PROBLEM DESCRIPTION
Find every line with the string "sarmentose" in it, count them, and reply with that count only.

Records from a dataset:

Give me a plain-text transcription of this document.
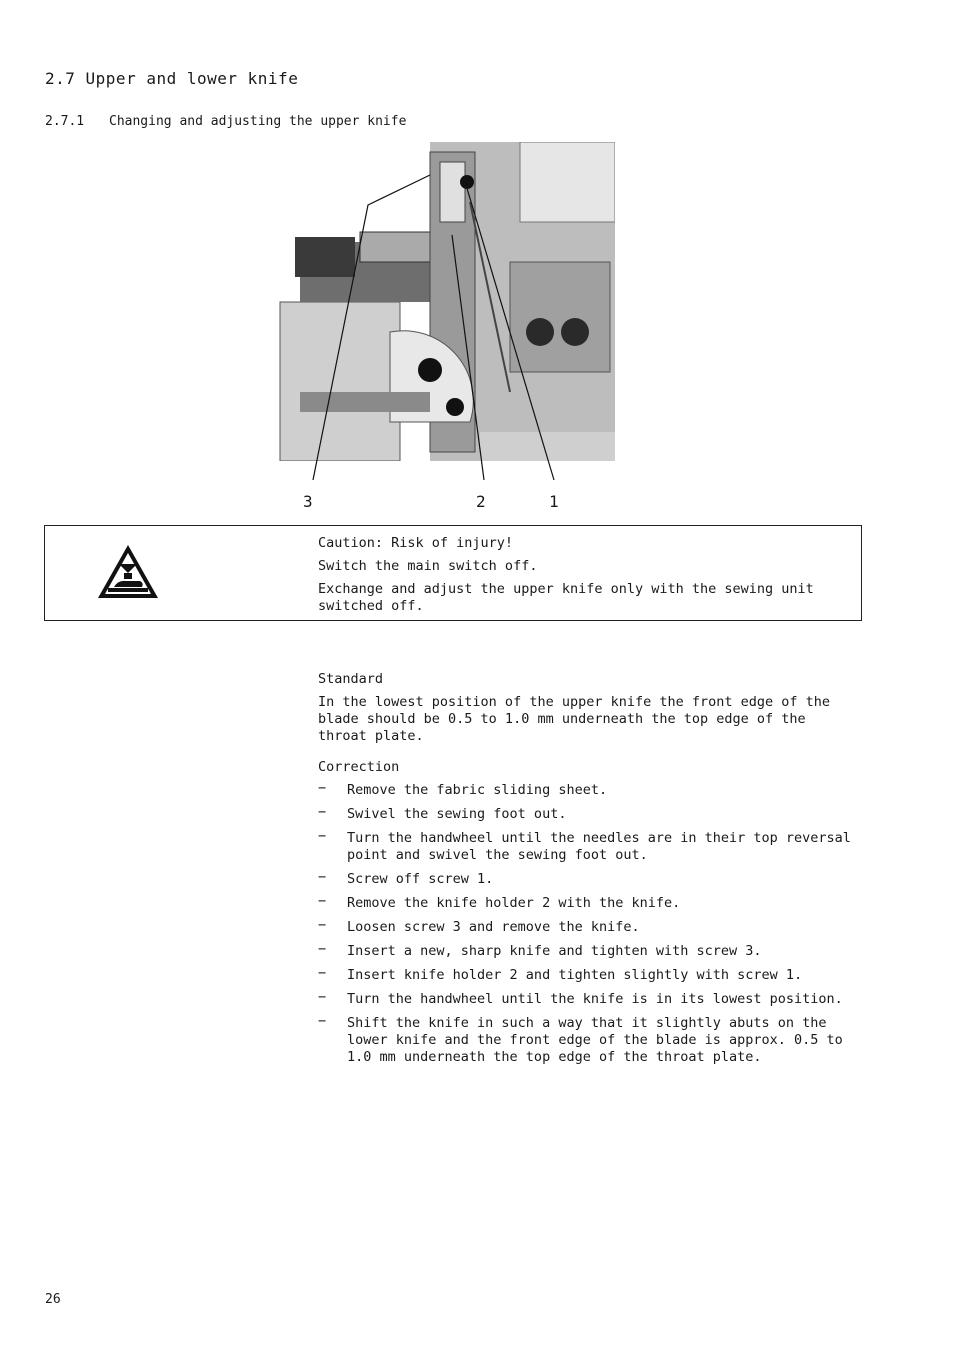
2.7 Upper and lower knife
2.7.1 Changing and adjusting the upper knife
3	2	1
Caution: Risk of injury!
Switch the main switch off.
Exchange and adjust the upper knife only with the sewing unit switched off.
Standard
In the lowest position of the upper knife the front edge of the blade should be 0.5 to 1.0 mm underneath the top edge of the throat plate.
Correction
− Remove the fabric sliding sheet.
− Swivel the sewing foot out.
− Turn the handwheel until the needles are in their top reversal point and swivel the sewing foot out.
− Screw off screw 1.
− Remove the knife holder 2 with the knife.
− Loosen screw 3 and remove the knife.
− Insert a new, sharp knife and tighten with screw 3.
− Insert knife holder 2 and tighten slightly with screw 1.
− Turn the handwheel until the knife is in its lowest position.
− Shift the knife in such a way that it slightly abuts on the lower knife and the front edge of the blade is approx. 0.5 to 1.0 mm underneath the top edge of the throat plate.
26
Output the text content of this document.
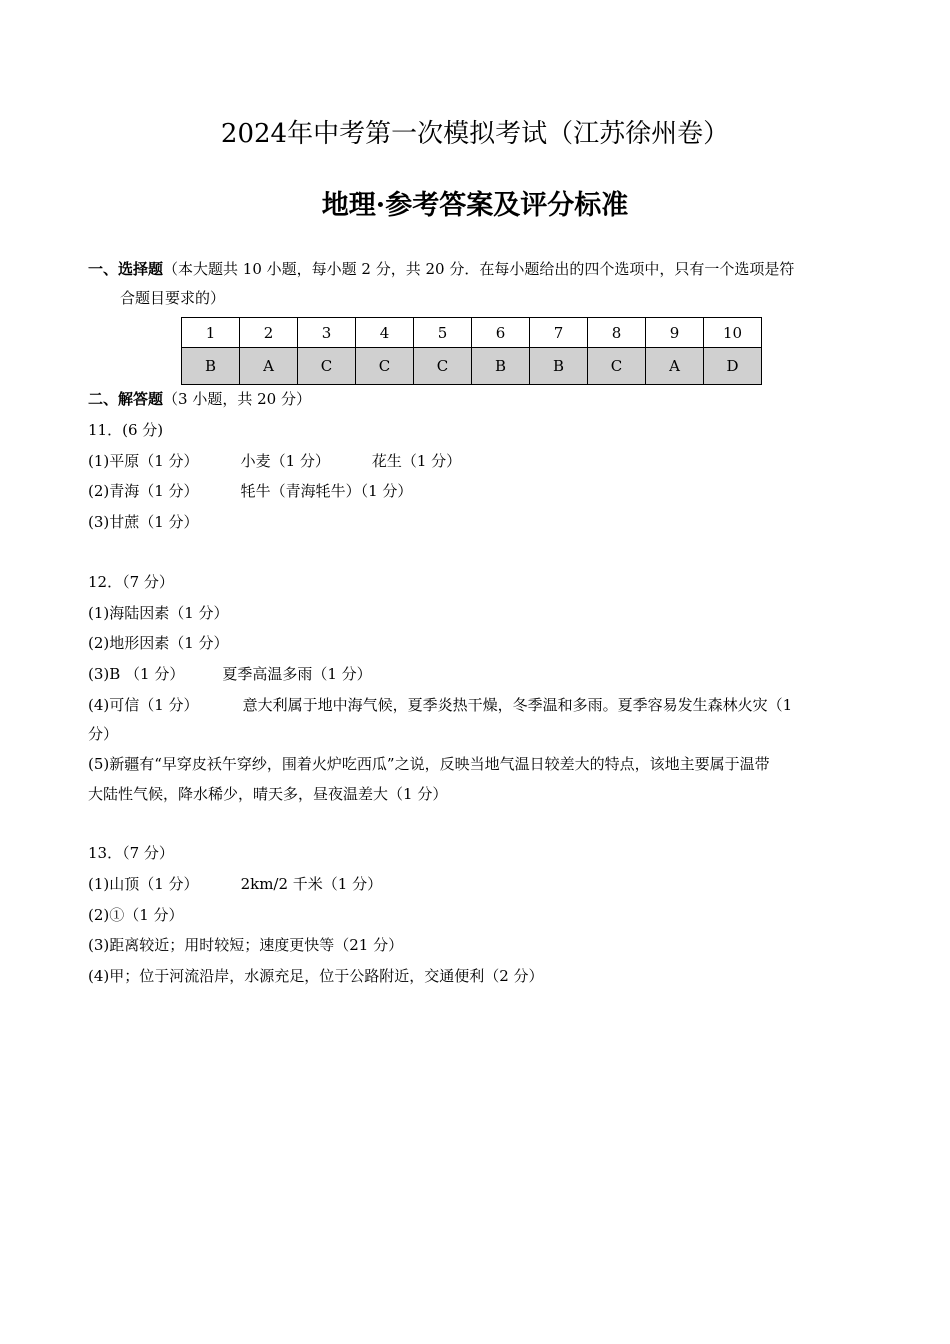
2024年中考第一次模拟考试（江苏徐州卷）
地理·参考答案及评分标准
一、选择题（本大题共 10 小题，每小题 2 分，共 20 分．在每小题给出的四个选项中，只有一个选项是符
合题目要求的）
1	2	3	4	5	6	7	8	9	10
B	A	C	C	C	B	B	C	A	D
二、解答题（3 小题，共 20 分）
11．(6 分)
(1)平原（1 分）	小麦（1 分）	花生（1 分）
(2)青海（1 分）	牦牛（青海牦牛）（1 分）
(3)甘蔗（1 分）
12．（7 分）
(1)海陆因素（1 分）
(2)地形因素（1 分）
(3)B （1 分）	夏季高温多雨（1 分）
(4)可信（1 分）	意大利属于地中海气候，夏季炎热干燥，冬季温和多雨。夏季容易发生森林火灾（1
分）
(5)新疆有“早穿皮袄午穿纱，围着火炉吃西瓜”之说，反映当地气温日较差大的特点，该地主要属于温带
大陆性气候，降水稀少，晴天多，昼夜温差大（1 分）
13．（7 分）
(1)山顶（1 分）	2km/2 千米（1 分）
(2)①（1 分）
(3)距离较近；用时较短；速度更快等（21 分）
(4)甲；位于河流沿岸，水源充足，位于公路附近，交通便利（2 分）
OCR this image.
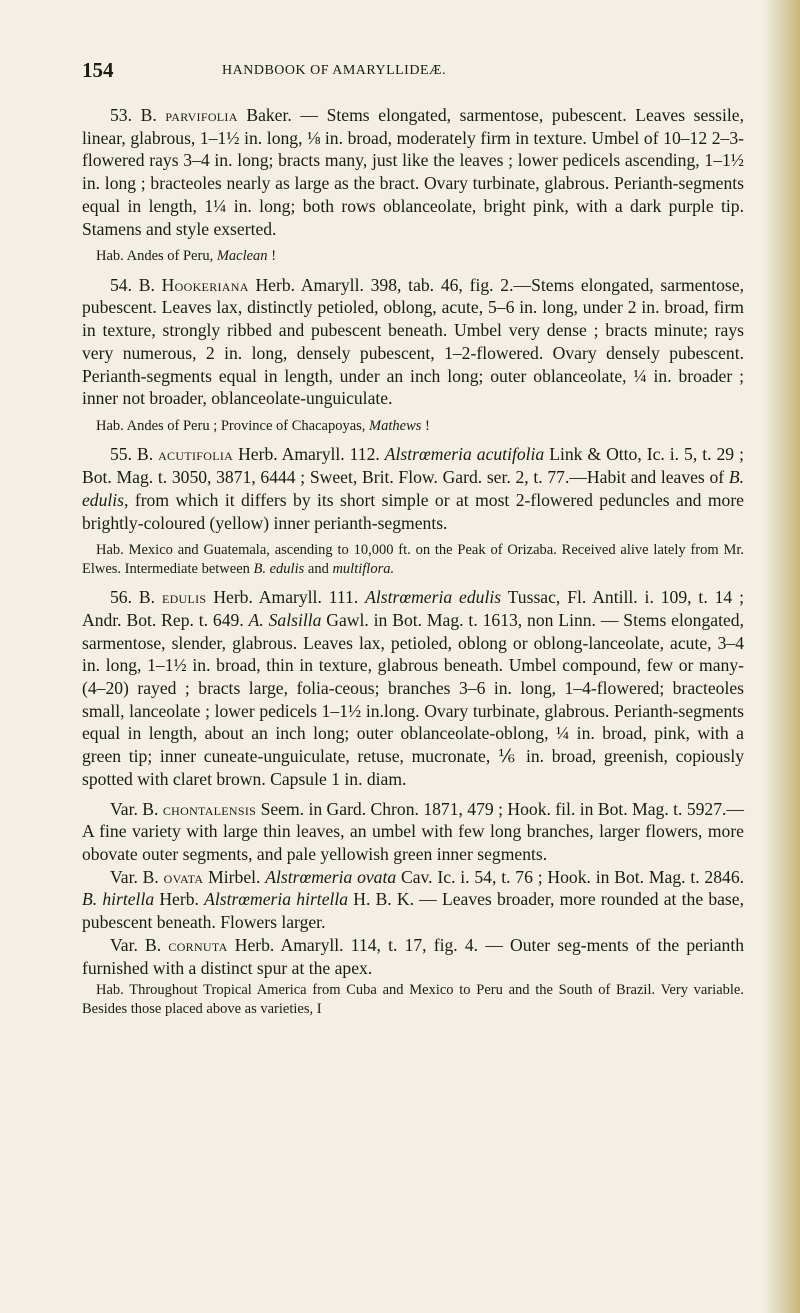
154	HANDBOOK OF AMARYLLIDEÆ.

53. B. parvifolia Baker. — Stems elongated, sarmentose, pubescent. Leaves sessile, linear, glabrous, 1–1½ in. long, ⅛ in. broad, moderately firm in texture. Umbel of 10–12 2–3-flowered rays 3–4 in. long; bracts many, just like the leaves ; lower pedicels ascending, 1–1½ in. long ; bracteoles nearly as large as the bract. Ovary turbinate, glabrous. Perianth-segments equal in length, 1¼ in. long; both rows oblanceolate, bright pink, with a dark purple tip. Stamens and style exserted.

Hab. Andes of Peru, Maclean !

54. B. Hookeriana Herb. Amaryll. 398, tab. 46, fig. 2.—Stems elongated, sarmentose, pubescent. Leaves lax, distinctly petioled, oblong, acute, 5–6 in. long, under 2 in. broad, firm in texture, strongly ribbed and pubescent beneath. Umbel very dense ; bracts minute; rays very numerous, 2 in. long, densely pubescent, 1–2-flowered. Ovary densely pubescent. Perianth-segments equal in length, under an inch long; outer oblanceolate, ¼ in. broader ; inner not broader, oblanceolate-unguiculate.

Hab. Andes of Peru ; Province of Chacapoyas, Mathews !

55. B. acutifolia Herb. Amaryll. 112. Alstrœmeria acutifolia Link & Otto, Ic. i. 5, t. 29 ; Bot. Mag. t. 3050, 3871, 6444 ; Sweet, Brit. Flow. Gard. ser. 2, t. 77.—Habit and leaves of B. edulis, from which it differs by its short simple or at most 2-flowered peduncles and more brightly-coloured (yellow) inner perianth-segments.

Hab. Mexico and Guatemala, ascending to 10,000 ft. on the Peak of Orizaba. Received alive lately from Mr. Elwes. Intermediate between B. edulis and multiflora.

56. B. edulis Herb. Amaryll. 111. Alstrœmeria edulis Tussac, Fl. Antill. i. 109, t. 14 ; Andr. Bot. Rep. t. 649. A. Salsilla Gawl. in Bot. Mag. t. 1613, non Linn. — Stems elongated, sarmentose, slender, glabrous. Leaves lax, petioled, oblong or oblong-lanceolate, acute, 3–4 in. long, 1–1½ in. broad, thin in texture, glabrous beneath. Umbel compound, few or many- (4–20) rayed ; bracts large, folia-ceous; branches 3–6 in. long, 1–4-flowered; bracteoles small, lanceolate ; lower pedicels 1–1½ in.long. Ovary turbinate, glabrous. Perianth-segments equal in length, about an inch long; outer oblanceolate-oblong, ¼ in. broad, pink, with a green tip; inner cuneate-unguiculate, retuse, mucronate, ⅙ in. broad, greenish, copiously spotted with claret brown. Capsule 1 in. diam.

Var. B. chontalensis Seem. in Gard. Chron. 1871, 479 ; Hook. fil. in Bot. Mag. t. 5927.—A fine variety with large thin leaves, an umbel with few long branches, larger flowers, more obovate outer segments, and pale yellowish green inner segments.

Var. B. ovata Mirbel. Alstrœmeria ovata Cav. Ic. i. 54, t. 76 ; Hook. in Bot. Mag. t. 2846. B. hirtella Herb. Alstrœmeria hirtella H. B. K. — Leaves broader, more rounded at the base, pubescent beneath. Flowers larger.

Var. B. cornuta Herb. Amaryll. 114, t. 17, fig. 4. — Outer seg-ments of the perianth furnished with a distinct spur at the apex.

Hab. Throughout Tropical America from Cuba and Mexico to Peru and the South of Brazil. Very variable. Besides those placed above as varieties, I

ANSWER TO THIS PROBLEM
3